Task objective
Restate the entries word for word, omitting nothing.

(Stored items)
§

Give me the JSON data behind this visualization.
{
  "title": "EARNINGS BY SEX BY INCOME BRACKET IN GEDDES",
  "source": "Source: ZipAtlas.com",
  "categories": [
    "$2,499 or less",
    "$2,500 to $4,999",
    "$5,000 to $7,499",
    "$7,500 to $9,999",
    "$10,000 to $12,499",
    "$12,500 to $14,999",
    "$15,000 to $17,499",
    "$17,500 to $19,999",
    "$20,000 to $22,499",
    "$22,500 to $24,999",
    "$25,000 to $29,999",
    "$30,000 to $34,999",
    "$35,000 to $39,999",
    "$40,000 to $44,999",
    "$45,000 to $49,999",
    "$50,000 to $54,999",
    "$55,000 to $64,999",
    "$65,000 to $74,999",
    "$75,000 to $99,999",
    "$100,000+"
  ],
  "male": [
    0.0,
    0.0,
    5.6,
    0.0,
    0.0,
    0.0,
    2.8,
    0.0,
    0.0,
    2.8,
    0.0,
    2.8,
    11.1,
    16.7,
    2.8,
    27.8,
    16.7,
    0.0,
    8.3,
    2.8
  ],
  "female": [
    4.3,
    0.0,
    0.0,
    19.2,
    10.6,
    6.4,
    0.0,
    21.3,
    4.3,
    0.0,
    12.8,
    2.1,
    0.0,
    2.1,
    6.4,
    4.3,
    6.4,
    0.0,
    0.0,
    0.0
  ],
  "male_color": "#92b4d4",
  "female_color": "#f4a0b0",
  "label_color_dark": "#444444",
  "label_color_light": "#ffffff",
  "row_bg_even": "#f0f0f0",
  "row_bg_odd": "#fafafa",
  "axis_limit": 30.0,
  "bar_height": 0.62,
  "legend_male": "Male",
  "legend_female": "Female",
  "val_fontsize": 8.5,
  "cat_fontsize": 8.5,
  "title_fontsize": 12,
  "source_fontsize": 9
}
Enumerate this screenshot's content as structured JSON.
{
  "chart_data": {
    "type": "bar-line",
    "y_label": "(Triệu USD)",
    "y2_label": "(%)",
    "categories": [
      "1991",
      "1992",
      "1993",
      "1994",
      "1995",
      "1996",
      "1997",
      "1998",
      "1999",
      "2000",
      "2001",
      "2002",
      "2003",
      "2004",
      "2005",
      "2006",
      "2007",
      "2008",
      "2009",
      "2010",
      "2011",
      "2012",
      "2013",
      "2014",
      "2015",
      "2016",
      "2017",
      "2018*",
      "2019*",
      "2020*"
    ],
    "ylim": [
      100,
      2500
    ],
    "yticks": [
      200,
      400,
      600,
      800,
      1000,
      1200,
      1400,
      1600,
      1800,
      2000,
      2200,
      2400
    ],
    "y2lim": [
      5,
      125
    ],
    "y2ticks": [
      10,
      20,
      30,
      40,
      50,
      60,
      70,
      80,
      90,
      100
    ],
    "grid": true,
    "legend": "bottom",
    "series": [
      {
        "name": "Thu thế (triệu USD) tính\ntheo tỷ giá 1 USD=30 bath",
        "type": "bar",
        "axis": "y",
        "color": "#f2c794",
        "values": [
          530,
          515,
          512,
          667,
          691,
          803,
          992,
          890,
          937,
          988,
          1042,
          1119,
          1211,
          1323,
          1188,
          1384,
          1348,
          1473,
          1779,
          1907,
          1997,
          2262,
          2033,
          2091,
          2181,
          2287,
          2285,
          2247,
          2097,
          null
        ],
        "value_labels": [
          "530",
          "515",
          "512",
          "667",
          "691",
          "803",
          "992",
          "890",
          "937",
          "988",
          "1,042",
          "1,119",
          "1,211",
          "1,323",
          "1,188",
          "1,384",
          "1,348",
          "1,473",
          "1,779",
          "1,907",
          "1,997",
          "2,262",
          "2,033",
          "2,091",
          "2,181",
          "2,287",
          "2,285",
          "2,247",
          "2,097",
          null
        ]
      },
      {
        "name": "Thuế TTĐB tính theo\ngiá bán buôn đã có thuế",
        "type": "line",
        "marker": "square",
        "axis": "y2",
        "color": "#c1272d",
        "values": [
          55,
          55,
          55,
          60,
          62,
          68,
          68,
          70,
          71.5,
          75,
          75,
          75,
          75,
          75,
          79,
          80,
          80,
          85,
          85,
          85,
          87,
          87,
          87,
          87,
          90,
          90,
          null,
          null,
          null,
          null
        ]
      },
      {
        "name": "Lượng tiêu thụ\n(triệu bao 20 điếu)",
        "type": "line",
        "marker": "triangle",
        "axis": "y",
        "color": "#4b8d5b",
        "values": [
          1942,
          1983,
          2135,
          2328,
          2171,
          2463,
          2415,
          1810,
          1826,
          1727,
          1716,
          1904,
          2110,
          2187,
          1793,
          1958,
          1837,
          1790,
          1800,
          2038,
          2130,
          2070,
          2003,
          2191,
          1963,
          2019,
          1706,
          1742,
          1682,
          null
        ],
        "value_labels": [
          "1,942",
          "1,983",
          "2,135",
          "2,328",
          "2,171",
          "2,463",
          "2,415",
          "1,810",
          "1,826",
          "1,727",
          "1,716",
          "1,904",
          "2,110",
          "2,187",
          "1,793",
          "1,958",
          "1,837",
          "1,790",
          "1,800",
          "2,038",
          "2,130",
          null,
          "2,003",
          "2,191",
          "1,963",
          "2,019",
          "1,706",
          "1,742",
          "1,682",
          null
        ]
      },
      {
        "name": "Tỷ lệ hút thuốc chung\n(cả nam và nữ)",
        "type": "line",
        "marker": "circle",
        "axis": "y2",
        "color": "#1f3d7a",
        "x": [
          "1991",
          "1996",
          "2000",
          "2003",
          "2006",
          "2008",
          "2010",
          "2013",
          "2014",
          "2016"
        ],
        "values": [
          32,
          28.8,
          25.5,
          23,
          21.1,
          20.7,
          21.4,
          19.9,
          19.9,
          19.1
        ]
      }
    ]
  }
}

§

Solution to this exercise
Give me the JSON data behind this visualization.
{
  "title": "EARNINGS BY SEX BY INCOME BRACKET IN GEDDES",
  "source": "Source: ZipAtlas.com",
  "categories": [
    "$2,499 or less",
    "$2,500 to $4,999",
    "$5,000 to $7,499",
    "$7,500 to $9,999",
    "$10,000 to $12,499",
    "$12,500 to $14,999",
    "$15,000 to $17,499",
    "$17,500 to $19,999",
    "$20,000 to $22,499",
    "$22,500 to $24,999",
    "$25,000 to $29,999",
    "$30,000 to $34,999",
    "$35,000 to $39,999",
    "$40,000 to $44,999",
    "$45,000 to $49,999",
    "$50,000 to $54,999",
    "$55,000 to $64,999",
    "$65,000 to $74,999",
    "$75,000 to $99,999",
    "$100,000+"
  ],
  "male": [
    0.0,
    0.0,
    5.6,
    0.0,
    0.0,
    0.0,
    2.8,
    0.0,
    0.0,
    2.8,
    0.0,
    2.8,
    11.1,
    16.7,
    2.8,
    27.8,
    16.7,
    0.0,
    8.3,
    2.8
  ],
  "female": [
    4.3,
    0.0,
    0.0,
    19.2,
    10.6,
    6.4,
    0.0,
    21.3,
    4.3,
    0.0,
    12.8,
    2.1,
    0.0,
    2.1,
    6.4,
    4.3,
    6.4,
    0.0,
    0.0,
    0.0
  ],
  "male_color": "#92b4d4",
  "female_color": "#f4a0b0",
  "label_color_dark": "#444444",
  "label_color_light": "#ffffff",
  "row_bg_even": "#f0f0f0",
  "row_bg_odd": "#fafafa",
  "axis_limit": 30.0,
  "bar_height": 0.62,
  "legend_male": "Male",
  "legend_female": "Female",
  "val_fontsize": 8.5,
  "cat_fontsize": 8.5,
  "title_fontsize": 12,
  "source_fontsize": 9
}
Enumerate this screenshot's content as structured JSON.
{
  "chart_data": {
    "type": "bar-line",
    "y_label": "(Triệu USD)",
    "y2_label": "(%)",
    "categories": [
      "1991",
      "1992",
      "1993",
      "1994",
      "1995",
      "1996",
      "1997",
      "1998",
      "1999",
      "2000",
      "2001",
      "2002",
      "2003",
      "2004",
      "2005",
      "2006",
      "2007",
      "2008",
      "2009",
      "2010",
      "2011",
      "2012",
      "2013",
      "2014",
      "2015",
      "2016",
      "2017",
      "2018*",
      "2019*",
      "2020*"
    ],
    "ylim": [
      100,
      2500
    ],
    "yticks": [
      200,
      400,
      600,
      800,
      1000,
      1200,
      1400,
      1600,
      1800,
      2000,
      2200,
      2400
    ],
    "y2lim": [
      5,
      125
    ],
    "y2ticks": [
      10,
      20,
      30,
      40,
      50,
      60,
      70,
      80,
      90,
      100
    ],
    "grid": true,
    "legend": "bottom",
    "series": [
      {
        "name": "Thu thế (triệu USD) tính\ntheo tỷ giá 1 USD=30 bath",
        "type": "bar",
        "axis": "y",
        "color": "#f2c794",
        "values": [
          530,
          515,
          512,
          667,
          691,
          803,
          992,
          890,
          937,
          988,
          1042,
          1119,
          1211,
          1323,
          1188,
          1384,
          1348,
          1473,
          1779,
          1907,
          1997,
          2262,
          2033,
          2091,
          2181,
          2287,
          2285,
          2247,
          2097,
          null
        ],
        "value_labels": [
          "530",
          "515",
          "512",
          "667",
          "691",
          "803",
          "992",
          "890",
          "937",
          "988",
          "1,042",
          "1,119",
          "1,211",
          "1,323",
          "1,188",
          "1,384",
          "1,348",
          "1,473",
          "1,779",
          "1,907",
          "1,997",
          "2,262",
          "2,033",
          "2,091",
          "2,181",
          "2,287",
          "2,285",
          "2,247",
          "2,097",
          null
        ]
      },
      {
        "name": "Thuế TTĐB tính theo\ngiá bán buôn đã có thuế",
        "type": "line",
        "marker": "square",
        "axis": "y2",
        "color": "#c1272d",
        "values": [
          55,
          55,
          55,
          60,
          62,
          68,
          68,
          70,
          71.5,
          75,
          75,
          75,
          75,
          75,
          79,
          80,
          80,
          85,
          85,
          85,
          87,
          87,
          87,
          87,
          90,
          90,
          null,
          null,
          null,
          null
        ]
      },
      {
        "name": "Lượng tiêu thụ\n(triệu bao 20 điếu)",
        "type": "line",
        "marker": "triangle",
        "axis": "y",
        "color": "#4b8d5b",
        "values": [
          1942,
          1983,
          2135,
          2328,
          2171,
          2463,
          2415,
          1810,
          1826,
          1727,
          1716,
          1904,
          2110,
          2187,
          1793,
          1958,
          1837,
          1790,
          1800,
          2038,
          2130,
          2070,
          2003,
          2191,
          1963,
          2019,
          1706,
          1742,
          1682,
          null
        ],
        "value_labels": [
          "1,942",
          "1,983",
          "2,135",
          "2,328",
          "2,171",
          "2,463",
          "2,415",
          "1,810",
          "1,826",
          "1,727",
          "1,716",
          "1,904",
          "2,110",
          "2,187",
          "1,793",
          "1,958",
          "1,837",
          "1,790",
          "1,800",
          "2,038",
          "2,130",
          null,
          "2,003",
          "2,191",
          "1,963",
          "2,019",
          "1,706",
          "1,742",
          "1,682",
          null
        ]
      },
      {
        "name": "Tỷ lệ hút thuốc chung\n(cả nam và nữ)",
        "type": "line",
        "marker": "circle",
        "axis": "y2",
        "color": "#1f3d7a",
        "x": [
          "1991",
          "1996",
          "2000",
          "2003",
          "2006",
          "2008",
          "2010",
          "2013",
          "2014",
          "2016"
        ],
        "values": [
          32,
          28.8,
          25.5,
          23,
          21.1,
          20.7,
          21.4,
          19.9,
          19.9,
          19.1
        ]
      }
    ]
  }
}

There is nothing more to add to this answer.